Stated goal:
Write the entries out again exactly as they stand, but without the pictures.

::::::::

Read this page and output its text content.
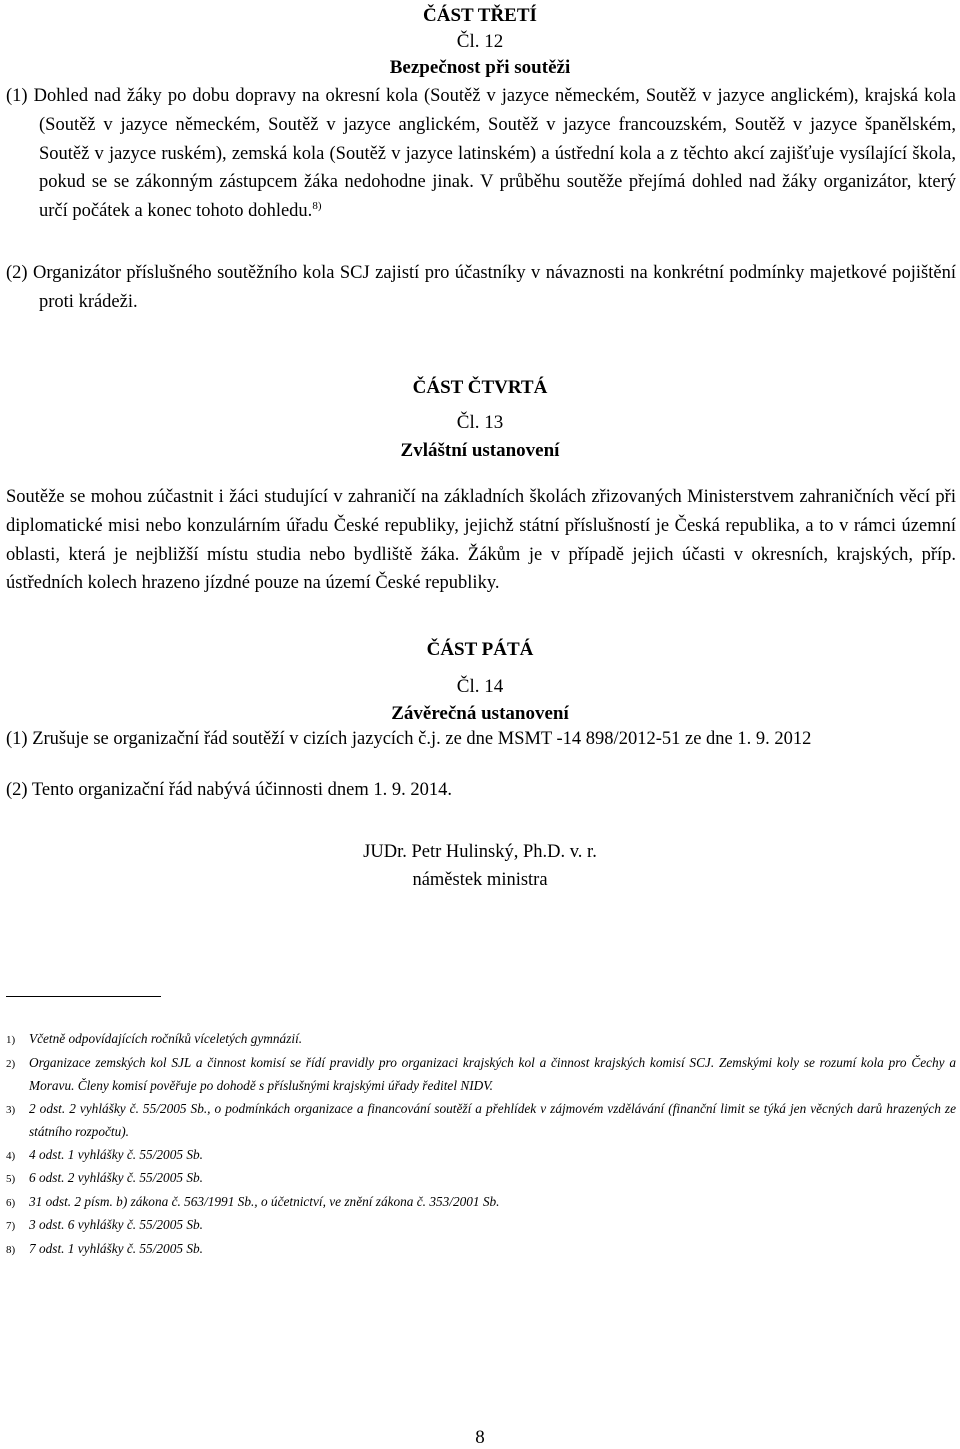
ČÁST TŘETÍ

Čl. 12

Bezpečnost při soutěži

(1) Dohled nad žáky po dobu dopravy na okresní kola (Soutěž v jazyce německém, Soutěž v jazyce anglickém), krajská kola (Soutěž v jazyce německém, Soutěž v jazyce anglickém, Soutěž v jazyce francouzském, Soutěž v jazyce španělském, Soutěž v jazyce ruském), zemská kola (Soutěž v jazyce latinském) a ústřední kola a z těchto akcí zajišťuje vysílající škola, pokud se se zákonným zástupcem žáka nedohodne jinak. V průběhu soutěže přejímá dohled nad žáky organizátor, který určí počátek a konec tohoto dohledu.$^{8)}$

(2) Organizátor příslušného soutěžního kola SCJ zajistí pro účastníky v návaznosti na konkrétní podmínky majetkové pojištění proti krádeži.

ČÁST ČTVRTÁ

Čl. 13

Zvláštní ustanovení

Soutěže se mohou zúčastnit i žáci studující v zahraničí na základních školách zřizovaných Ministerstvem zahraničních věcí při diplomatické misi nebo konzulárním úřadu České republiky, jejichž státní příslušností je Česká republika, a to v rámci územní oblasti, která je nejbližší místu studia nebo bydliště žáka. Žákům je v případě jejich účasti v okresních, krajských, příp. ústředních kolech hrazeno jízdné pouze na území České republiky.

ČÁST PÁTÁ

Čl. 14

Závěrečná ustanovení

(1) Zrušuje se organizační řád soutěží v cizích jazycích č.j. ze dne MSMT -14 898/2012-51 ze dne 1. 9. 2012

(2) Tento organizační řád nabývá účinnosti dnem 1. 9. 2014.

JUDr. Petr Hulinský, Ph.D. v. r.

náměstek ministra

1) Včetně odpovídajících ročníků víceletých gymnázií.
2) Organizace zemských kol SJL a činnost komisí se řídí pravidly pro organizaci krajských kol a činnost krajských komisí SCJ. Zemskými koly se rozumí kola pro Čechy a Moravu. Členy komisí pověřuje po dohodě s příslušnými krajskými úřady ředitel NIDV.
3) 2 odst. 2 vyhlášky č. 55/2005 Sb., o podmínkách organizace a financování soutěží a přehlídek v zájmovém vzdělávání (finanční limit se týká jen věcných darů hrazených ze státního rozpočtu).
4) 4 odst. 1 vyhlášky č. 55/2005 Sb.
5) 6 odst. 2 vyhlášky č. 55/2005 Sb.
6) 31 odst. 2 písm. b) zákona č. 563/1991 Sb., o účetnictví, ve znění zákona č. 353/2001 Sb.
7) 3 odst. 6 vyhlášky č. 55/2005 Sb.
8) 7 odst. 1 vyhlášky č. 55/2005 Sb.

8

::::::::

Right answer:
Read this page and output its text content.
ČÁST TŘETÍ

Čl. 12

Bezpečnost při soutěži

(1) Dohled nad žáky po dobu dopravy na okresní kola (Soutěž v jazyce německém, Soutěž v jazyce anglickém), krajská kola (Soutěž v jazyce německém, Soutěž v jazyce anglickém, Soutěž v jazyce francouzském, Soutěž v jazyce španělském, Soutěž v jazyce ruském), zemská kola (Soutěž v jazyce latinském) a ústřední kola a z těchto akcí zajišťuje vysílající škola, pokud se se zákonným zástupcem žáka nedohodne jinak. V průběhu soutěže přejímá dohled nad žáky organizátor, který určí počátek a konec tohoto dohledu.$^{8)}$

(2) Organizátor příslušného soutěžního kola SCJ zajistí pro účastníky v návaznosti na konkrétní podmínky majetkové pojištění proti krádeži.

ČÁST ČTVRTÁ

Čl. 13

Zvláštní ustanovení

Soutěže se mohou zúčastnit i žáci studující v zahraničí na základních školách zřizovaných Ministerstvem zahraničních věcí při diplomatické misi nebo konzulárním úřadu České republiky, jejichž státní příslušností je Česká republika, a to v rámci územní oblasti, která je nejbližší místu studia nebo bydliště žáka. Žákům je v případě jejich účasti v okresních, krajských, příp. ústředních kolech hrazeno jízdné pouze na území České republiky.

ČÁST PÁTÁ

Čl. 14

Závěrečná ustanovení

(1) Zrušuje se organizační řád soutěží v cizích jazycích č.j. ze dne MSMT -14 898/2012-51 ze dne 1. 9. 2012

(2) Tento organizační řád nabývá účinnosti dnem 1. 9. 2014.

JUDr. Petr Hulinský, Ph.D. v. r.

náměstek ministra

1) Včetně odpovídajících ročníků víceletých gymnázií.
2) Organizace zemských kol SJL a činnost komisí se řídí pravidly pro organizaci krajských kol a činnost krajských komisí SCJ. Zemskými koly se rozumí kola pro Čechy a Moravu. Členy komisí pověřuje po dohodě s příslušnými krajskými úřady ředitel NIDV.
3) 2 odst. 2 vyhlášky č. 55/2005 Sb., o podmínkách organizace a financování soutěží a přehlídek v zájmovém vzdělávání (finanční limit se týká jen věcných darů hrazených ze státního rozpočtu).
4) 4 odst. 1 vyhlášky č. 55/2005 Sb.
5) 6 odst. 2 vyhlášky č. 55/2005 Sb.
6) 31 odst. 2 písm. b) zákona č. 563/1991 Sb., o účetnictví, ve znění zákona č. 353/2001 Sb.
7) 3 odst. 6 vyhlášky č. 55/2005 Sb.
8) 7 odst. 1 vyhlášky č. 55/2005 Sb.

8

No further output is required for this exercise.